• [Work required]: Copy each line below exactly and leave the pictures out.

• [Data to process]:
========================================

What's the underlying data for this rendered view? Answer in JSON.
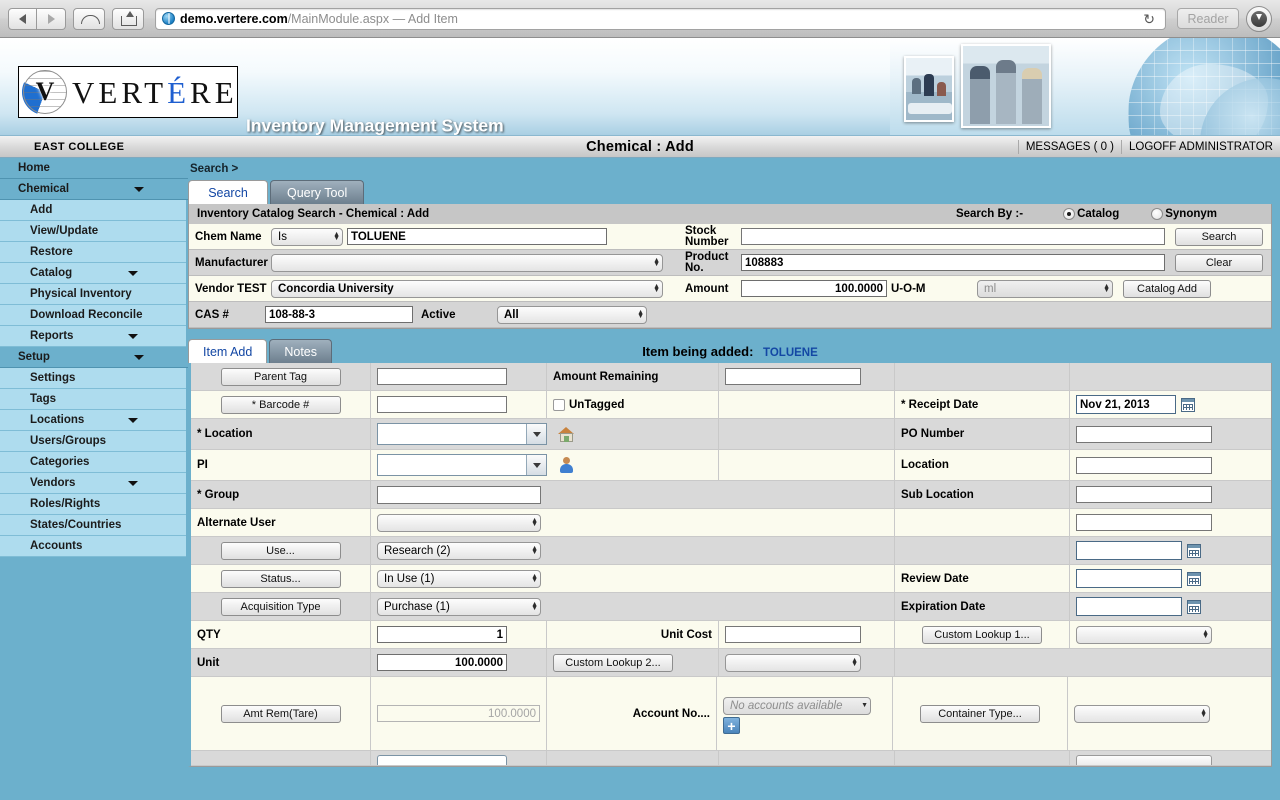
{
  "browser": {
    "back_icon": "back-arrow-icon",
    "forward_icon": "forward-arrow-icon",
    "icloud_icon": "icloud-icon",
    "share_icon": "share-icon",
    "url_host": "demo.vertere.com",
    "url_path": "/MainModule.aspx",
    "url_title": " — Add Item",
    "reload_icon": "reload-icon",
    "reader_label": "Reader",
    "downloads_icon": "downloads-icon"
  },
  "app": {
    "logo_letter": "V",
    "logo_word_a": "VERT",
    "logo_word_accent": "É",
    "logo_word_b": "RE",
    "subtitle": "Inventory Management System"
  },
  "header": {
    "org": "EAST COLLEGE",
    "title": "Chemical : Add",
    "messages": "MESSAGES ( 0 )",
    "logoff": "LOGOFF ADMINISTRATOR"
  },
  "sidebar": {
    "items": [
      {
        "label": "Home",
        "level": "top",
        "caret": false
      },
      {
        "label": "Chemical",
        "level": "top",
        "caret": true
      },
      {
        "label": "Add",
        "level": "sub",
        "caret": false
      },
      {
        "label": "View/Update",
        "level": "sub",
        "caret": false
      },
      {
        "label": "Restore",
        "level": "sub",
        "caret": false
      },
      {
        "label": "Catalog",
        "level": "sub",
        "caret": true
      },
      {
        "label": "Physical Inventory",
        "level": "sub",
        "caret": false
      },
      {
        "label": "Download Reconcile",
        "level": "sub",
        "caret": false
      },
      {
        "label": "Reports",
        "level": "sub",
        "caret": true
      },
      {
        "label": "Setup",
        "level": "top",
        "caret": true
      },
      {
        "label": "Settings",
        "level": "sub",
        "caret": false
      },
      {
        "label": "Tags",
        "level": "sub",
        "caret": false
      },
      {
        "label": "Locations",
        "level": "sub",
        "caret": true
      },
      {
        "label": "Users/Groups",
        "level": "sub",
        "caret": false
      },
      {
        "label": "Categories",
        "level": "sub",
        "caret": false
      },
      {
        "label": "Vendors",
        "level": "sub",
        "caret": true
      },
      {
        "label": "Roles/Rights",
        "level": "sub",
        "caret": false
      },
      {
        "label": "States/Countries",
        "level": "sub",
        "caret": false
      },
      {
        "label": "Accounts",
        "level": "sub",
        "caret": false
      }
    ]
  },
  "main": {
    "breadcrumb": "Search >",
    "tabs": [
      {
        "label": "Search",
        "active": true
      },
      {
        "label": "Query Tool",
        "active": false
      }
    ]
  },
  "search_panel": {
    "heading": "Inventory Catalog Search - Chemical : Add",
    "search_by_label": "Search By :-",
    "radio_catalog": "Catalog",
    "radio_synonym": "Synonym",
    "radio_selected": "Catalog",
    "chem_name_label": "Chem Name",
    "chem_name_operator": "Is",
    "chem_name_value": "TOLUENE",
    "manufacturer_label": "Manufacturer",
    "manufacturer_value": "",
    "vendor_label": "Vendor TEST",
    "vendor_value": "Concordia University",
    "cas_label": "CAS #",
    "cas_value": "108-88-3",
    "active_label": "Active",
    "active_value": "All",
    "stock_number_label": "Stock Number",
    "stock_number_value": "",
    "product_no_label": "Product No.",
    "product_no_value": "108883",
    "amount_label": "Amount",
    "amount_value": "100.0000",
    "uom_label": "U-O-M",
    "uom_value": "ml",
    "btn_search": "Search",
    "btn_clear": "Clear",
    "btn_catalog_add": "Catalog Add"
  },
  "item_add": {
    "tabs": [
      {
        "label": "Item Add",
        "active": true
      },
      {
        "label": "Notes",
        "active": false
      }
    ],
    "being_added_label": "Item being added:",
    "being_added_name": "TOLUENE",
    "parent_tag_button": "Parent Tag",
    "parent_tag_value": "",
    "amount_remaining_label": "Amount Remaining",
    "amount_remaining_value": "",
    "barcode_button": "* Barcode #",
    "barcode_value": "",
    "untagged_label": "UnTagged",
    "untagged_checked": false,
    "receipt_date_label": "* Receipt Date",
    "receipt_date_value": "Nov 21, 2013",
    "location_label": "* Location",
    "location_value": "",
    "po_number_label": "PO Number",
    "po_number_value": "",
    "pi_label": "PI",
    "pi_value": "",
    "location2_label": "Location",
    "location2_value": "",
    "group_label": "* Group",
    "group_value": "",
    "sub_location_label": "Sub Location",
    "sub_location_value": "",
    "alternate_user_label": "Alternate User",
    "alternate_user_value": "",
    "blank_date_value": "",
    "use_button": "Use...",
    "use_value": "Research (2)",
    "status_button": "Status...",
    "status_value": "In Use (1)",
    "review_date_label": "Review Date",
    "review_date_value": "",
    "acquisition_button": "Acquisition Type",
    "acquisition_value": "Purchase (1)",
    "expiration_date_label": "Expiration Date",
    "expiration_date_value": "",
    "qty_label": "QTY",
    "qty_value": "1",
    "unit_cost_label": "Unit Cost",
    "unit_cost_value": "",
    "custom_lookup1_button": "Custom Lookup 1...",
    "custom_lookup1_value": "",
    "unit_label": "Unit",
    "unit_value": "100.0000",
    "custom_lookup2_button": "Custom Lookup 2...",
    "custom_lookup2_value": "",
    "amt_rem_tare_button": "Amt Rem(Tare)",
    "amt_rem_tare_value": "100.0000",
    "account_no_label": "Account No....",
    "account_no_value": "No accounts available",
    "account_add_icon": "plus-icon",
    "container_type_button": "Container Type...",
    "container_type_value": ""
  }
}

========================================

• [Response to this task]:
What's the underlying data for this rendered view? Answer in JSON.
{
  "browser": {
    "back_icon": "back-arrow-icon",
    "forward_icon": "forward-arrow-icon",
    "icloud_icon": "icloud-icon",
    "share_icon": "share-icon",
    "url_host": "demo.vertere.com",
    "url_path": "/MainModule.aspx",
    "url_title": " — Add Item",
    "reload_icon": "reload-icon",
    "reader_label": "Reader",
    "downloads_icon": "downloads-icon"
  },
  "app": {
    "logo_letter": "V",
    "logo_word_a": "VERT",
    "logo_word_accent": "É",
    "logo_word_b": "RE",
    "subtitle": "Inventory Management System"
  },
  "header": {
    "org": "EAST COLLEGE",
    "title": "Chemical : Add",
    "messages": "MESSAGES ( 0 )",
    "logoff": "LOGOFF ADMINISTRATOR"
  },
  "sidebar": {
    "items": [
      {
        "label": "Home",
        "level": "top",
        "caret": false
      },
      {
        "label": "Chemical",
        "level": "top",
        "caret": true
      },
      {
        "label": "Add",
        "level": "sub",
        "caret": false
      },
      {
        "label": "View/Update",
        "level": "sub",
        "caret": false
      },
      {
        "label": "Restore",
        "level": "sub",
        "caret": false
      },
      {
        "label": "Catalog",
        "level": "sub",
        "caret": true
      },
      {
        "label": "Physical Inventory",
        "level": "sub",
        "caret": false
      },
      {
        "label": "Download Reconcile",
        "level": "sub",
        "caret": false
      },
      {
        "label": "Reports",
        "level": "sub",
        "caret": true
      },
      {
        "label": "Setup",
        "level": "top",
        "caret": true
      },
      {
        "label": "Settings",
        "level": "sub",
        "caret": false
      },
      {
        "label": "Tags",
        "level": "sub",
        "caret": false
      },
      {
        "label": "Locations",
        "level": "sub",
        "caret": true
      },
      {
        "label": "Users/Groups",
        "level": "sub",
        "caret": false
      },
      {
        "label": "Categories",
        "level": "sub",
        "caret": false
      },
      {
        "label": "Vendors",
        "level": "sub",
        "caret": true
      },
      {
        "label": "Roles/Rights",
        "level": "sub",
        "caret": false
      },
      {
        "label": "States/Countries",
        "level": "sub",
        "caret": false
      },
      {
        "label": "Accounts",
        "level": "sub",
        "caret": false
      }
    ]
  },
  "main": {
    "breadcrumb": "Search >",
    "tabs": [
      {
        "label": "Search",
        "active": true
      },
      {
        "label": "Query Tool",
        "active": false
      }
    ]
  },
  "search_panel": {
    "heading": "Inventory Catalog Search - Chemical : Add",
    "search_by_label": "Search By :-",
    "radio_catalog": "Catalog",
    "radio_synonym": "Synonym",
    "radio_selected": "Catalog",
    "chem_name_label": "Chem Name",
    "chem_name_operator": "Is",
    "chem_name_value": "TOLUENE",
    "manufacturer_label": "Manufacturer",
    "manufacturer_value": "",
    "vendor_label": "Vendor TEST",
    "vendor_value": "Concordia University",
    "cas_label": "CAS #",
    "cas_value": "108-88-3",
    "active_label": "Active",
    "active_value": "All",
    "stock_number_label": "Stock Number",
    "stock_number_value": "",
    "product_no_label": "Product No.",
    "product_no_value": "108883",
    "amount_label": "Amount",
    "amount_value": "100.0000",
    "uom_label": "U-O-M",
    "uom_value": "ml",
    "btn_search": "Search",
    "btn_clear": "Clear",
    "btn_catalog_add": "Catalog Add"
  },
  "item_add": {
    "tabs": [
      {
        "label": "Item Add",
        "active": true
      },
      {
        "label": "Notes",
        "active": false
      }
    ],
    "being_added_label": "Item being added:",
    "being_added_name": "TOLUENE",
    "parent_tag_button": "Parent Tag",
    "parent_tag_value": "",
    "amount_remaining_label": "Amount Remaining",
    "amount_remaining_value": "",
    "barcode_button": "* Barcode #",
    "barcode_value": "",
    "untagged_label": "UnTagged",
    "untagged_checked": false,
    "receipt_date_label": "* Receipt Date",
    "receipt_date_value": "Nov 21, 2013",
    "location_label": "* Location",
    "location_value": "",
    "po_number_label": "PO Number",
    "po_number_value": "",
    "pi_label": "PI",
    "pi_value": "",
    "location2_label": "Location",
    "location2_value": "",
    "group_label": "* Group",
    "group_value": "",
    "sub_location_label": "Sub Location",
    "sub_location_value": "",
    "alternate_user_label": "Alternate User",
    "alternate_user_value": "",
    "blank_date_value": "",
    "use_button": "Use...",
    "use_value": "Research (2)",
    "status_button": "Status...",
    "status_value": "In Use (1)",
    "review_date_label": "Review Date",
    "review_date_value": "",
    "acquisition_button": "Acquisition Type",
    "acquisition_value": "Purchase (1)",
    "expiration_date_label": "Expiration Date",
    "expiration_date_value": "",
    "qty_label": "QTY",
    "qty_value": "1",
    "unit_cost_label": "Unit Cost",
    "unit_cost_value": "",
    "custom_lookup1_button": "Custom Lookup 1...",
    "custom_lookup1_value": "",
    "unit_label": "Unit",
    "unit_value": "100.0000",
    "custom_lookup2_button": "Custom Lookup 2...",
    "custom_lookup2_value": "",
    "amt_rem_tare_button": "Amt Rem(Tare)",
    "amt_rem_tare_value": "100.0000",
    "account_no_label": "Account No....",
    "account_no_value": "No accounts available",
    "account_add_icon": "plus-icon",
    "container_type_button": "Container Type...",
    "container_type_value": ""
  }
}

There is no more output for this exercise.